* [Description of the task]: Every line below that mentions the word "electronics" should be copied out.

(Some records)
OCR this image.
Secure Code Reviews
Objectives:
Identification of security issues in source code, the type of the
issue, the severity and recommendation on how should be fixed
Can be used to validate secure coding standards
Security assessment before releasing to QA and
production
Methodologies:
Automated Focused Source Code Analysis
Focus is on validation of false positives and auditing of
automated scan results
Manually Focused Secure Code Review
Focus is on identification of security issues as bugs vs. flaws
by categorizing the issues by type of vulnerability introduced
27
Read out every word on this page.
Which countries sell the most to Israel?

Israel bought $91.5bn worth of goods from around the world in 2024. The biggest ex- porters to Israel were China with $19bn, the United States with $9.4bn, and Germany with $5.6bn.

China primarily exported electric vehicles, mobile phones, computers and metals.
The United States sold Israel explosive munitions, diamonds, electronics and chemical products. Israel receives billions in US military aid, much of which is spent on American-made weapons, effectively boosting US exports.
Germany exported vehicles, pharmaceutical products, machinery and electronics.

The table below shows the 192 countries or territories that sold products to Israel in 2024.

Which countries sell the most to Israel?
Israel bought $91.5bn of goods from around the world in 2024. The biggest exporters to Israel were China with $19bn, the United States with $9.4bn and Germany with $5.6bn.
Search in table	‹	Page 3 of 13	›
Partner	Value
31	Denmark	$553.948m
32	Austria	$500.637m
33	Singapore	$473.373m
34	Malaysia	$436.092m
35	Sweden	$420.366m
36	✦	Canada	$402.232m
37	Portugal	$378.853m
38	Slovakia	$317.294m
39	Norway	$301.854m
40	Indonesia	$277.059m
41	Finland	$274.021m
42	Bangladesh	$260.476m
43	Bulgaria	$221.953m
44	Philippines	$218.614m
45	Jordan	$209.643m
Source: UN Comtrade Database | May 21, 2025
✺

* [Result of this exercise]:
The United States sold Israel explosive munitions, diamonds, electronics and chemical products. Israel receives billions in US military aid, much of which is spent on American-made weapons, effectively boosting US exports.
Germany exported vehicles, pharmaceutical products, machinery and electronics.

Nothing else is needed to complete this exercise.